■ WRITTEN REQUEST
Could you transcribe the material below exactly, without leaving out a single line?

■ DATA ENTRIES
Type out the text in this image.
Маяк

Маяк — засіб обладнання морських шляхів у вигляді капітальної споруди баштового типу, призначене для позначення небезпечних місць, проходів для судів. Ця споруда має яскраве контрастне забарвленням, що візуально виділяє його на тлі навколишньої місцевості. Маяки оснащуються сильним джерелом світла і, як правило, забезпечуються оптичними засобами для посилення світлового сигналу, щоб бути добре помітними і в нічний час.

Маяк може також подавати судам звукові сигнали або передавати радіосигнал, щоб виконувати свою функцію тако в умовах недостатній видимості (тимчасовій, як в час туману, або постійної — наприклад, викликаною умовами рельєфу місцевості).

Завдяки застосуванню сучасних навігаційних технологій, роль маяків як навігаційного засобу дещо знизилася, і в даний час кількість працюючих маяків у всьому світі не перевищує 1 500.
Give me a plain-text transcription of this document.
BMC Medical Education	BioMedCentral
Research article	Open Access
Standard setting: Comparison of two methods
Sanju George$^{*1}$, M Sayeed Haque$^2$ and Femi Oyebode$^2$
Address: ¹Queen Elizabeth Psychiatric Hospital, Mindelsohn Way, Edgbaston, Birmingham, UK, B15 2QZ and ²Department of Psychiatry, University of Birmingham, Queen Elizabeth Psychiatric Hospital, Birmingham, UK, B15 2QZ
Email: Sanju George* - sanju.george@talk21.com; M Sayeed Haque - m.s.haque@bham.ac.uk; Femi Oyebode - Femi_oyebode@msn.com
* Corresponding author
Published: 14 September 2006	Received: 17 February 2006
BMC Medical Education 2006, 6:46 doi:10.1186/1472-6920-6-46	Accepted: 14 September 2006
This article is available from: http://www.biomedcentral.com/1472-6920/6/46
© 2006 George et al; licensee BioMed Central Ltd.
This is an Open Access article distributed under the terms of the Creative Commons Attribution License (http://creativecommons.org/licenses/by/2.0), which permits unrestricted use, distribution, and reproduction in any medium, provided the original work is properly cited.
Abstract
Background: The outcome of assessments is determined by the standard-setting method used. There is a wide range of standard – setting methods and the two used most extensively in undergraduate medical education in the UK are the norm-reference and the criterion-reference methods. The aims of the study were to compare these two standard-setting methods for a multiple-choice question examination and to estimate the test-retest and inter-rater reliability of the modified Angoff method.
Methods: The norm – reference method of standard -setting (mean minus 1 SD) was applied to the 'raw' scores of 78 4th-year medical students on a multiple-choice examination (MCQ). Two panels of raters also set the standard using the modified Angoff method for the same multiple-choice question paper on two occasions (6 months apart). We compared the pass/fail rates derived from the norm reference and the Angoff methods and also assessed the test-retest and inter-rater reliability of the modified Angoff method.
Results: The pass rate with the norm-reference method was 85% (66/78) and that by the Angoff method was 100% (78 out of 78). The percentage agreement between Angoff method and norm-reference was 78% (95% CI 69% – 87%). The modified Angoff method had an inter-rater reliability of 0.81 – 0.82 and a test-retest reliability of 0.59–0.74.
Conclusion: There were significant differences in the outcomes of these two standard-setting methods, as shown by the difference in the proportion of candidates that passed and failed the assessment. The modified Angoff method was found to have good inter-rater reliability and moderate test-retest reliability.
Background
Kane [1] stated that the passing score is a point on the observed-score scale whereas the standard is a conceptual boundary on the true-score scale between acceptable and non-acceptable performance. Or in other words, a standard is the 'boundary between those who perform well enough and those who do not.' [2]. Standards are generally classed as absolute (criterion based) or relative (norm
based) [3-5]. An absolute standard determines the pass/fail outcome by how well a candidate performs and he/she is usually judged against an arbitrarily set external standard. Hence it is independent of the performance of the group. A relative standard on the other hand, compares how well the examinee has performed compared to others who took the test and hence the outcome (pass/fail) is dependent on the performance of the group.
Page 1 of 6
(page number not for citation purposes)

■ PROBLEM SOLUTION
Type out the text in this image.
Маяк

Маяк — засіб обладнання морських шляхів у вигляді капітальної споруди баштового типу, призначене для позначення небезпечних місць, проходів для судів. Ця споруда має яскраве контрастне забарвленням, що візуально виділяє його на тлі навколишньої місцевості. Маяки оснащуються сильним джерелом світла і, як правило, забезпечуються оптичними засобами для посилення світлового сигналу, щоб бути добре помітними і в нічний час.

Маяк може також подавати судам звукові сигнали або передавати радіосигнал, щоб виконувати свою функцію тако в умовах недостатній видимості (тимчасовій, як в час туману, або постійної — наприклад, викликаною умовами рельєфу місцевості).

Завдяки застосуванню сучасних навігаційних технологій, роль маяків як навігаційного засобу дещо знизилася, і в даний час кількість працюючих маяків у всьому світі не перевищує 1 500.
Give me a plain-text transcription of this document.
BMC Medical Education	BioMedCentral
Research article	Open Access
Standard setting: Comparison of two methods
Sanju George$^{*1}$, M Sayeed Haque$^2$ and Femi Oyebode$^2$
Address: ¹Queen Elizabeth Psychiatric Hospital, Mindelsohn Way, Edgbaston, Birmingham, UK, B15 2QZ and ²Department of Psychiatry, University of Birmingham, Queen Elizabeth Psychiatric Hospital, Birmingham, UK, B15 2QZ
Email: Sanju George* - sanju.george@talk21.com; M Sayeed Haque - m.s.haque@bham.ac.uk; Femi Oyebode - Femi_oyebode@msn.com
* Corresponding author
Published: 14 September 2006	Received: 17 February 2006
BMC Medical Education 2006, 6:46 doi:10.1186/1472-6920-6-46	Accepted: 14 September 2006
This article is available from: http://www.biomedcentral.com/1472-6920/6/46
© 2006 George et al; licensee BioMed Central Ltd.
This is an Open Access article distributed under the terms of the Creative Commons Attribution License (http://creativecommons.org/licenses/by/2.0), which permits unrestricted use, distribution, and reproduction in any medium, provided the original work is properly cited.
Abstract
Background: The outcome of assessments is determined by the standard-setting method used. There is a wide range of standard – setting methods and the two used most extensively in undergraduate medical education in the UK are the norm-reference and the criterion-reference methods. The aims of the study were to compare these two standard-setting methods for a multiple-choice question examination and to estimate the test-retest and inter-rater reliability of the modified Angoff method.
Methods: The norm – reference method of standard -setting (mean minus 1 SD) was applied to the 'raw' scores of 78 4th-year medical students on a multiple-choice examination (MCQ). Two panels of raters also set the standard using the modified Angoff method for the same multiple-choice question paper on two occasions (6 months apart). We compared the pass/fail rates derived from the norm reference and the Angoff methods and also assessed the test-retest and inter-rater reliability of the modified Angoff method.
Results: The pass rate with the norm-reference method was 85% (66/78) and that by the Angoff method was 100% (78 out of 78). The percentage agreement between Angoff method and norm-reference was 78% (95% CI 69% – 87%). The modified Angoff method had an inter-rater reliability of 0.81 – 0.82 and a test-retest reliability of 0.59–0.74.
Conclusion: There were significant differences in the outcomes of these two standard-setting methods, as shown by the difference in the proportion of candidates that passed and failed the assessment. The modified Angoff method was found to have good inter-rater reliability and moderate test-retest reliability.
Background
Kane [1] stated that the passing score is a point on the observed-score scale whereas the standard is a conceptual boundary on the true-score scale between acceptable and non-acceptable performance. Or in other words, a standard is the 'boundary between those who perform well enough and those who do not.' [2]. Standards are generally classed as absolute (criterion based) or relative (norm
based) [3-5]. An absolute standard determines the pass/fail outcome by how well a candidate performs and he/she is usually judged against an arbitrarily set external standard. Hence it is independent of the performance of the group. A relative standard on the other hand, compares how well the examinee has performed compared to others who took the test and hence the outcome (pass/fail) is dependent on the performance of the group.
Page 1 of 6
(page number not for citation purposes)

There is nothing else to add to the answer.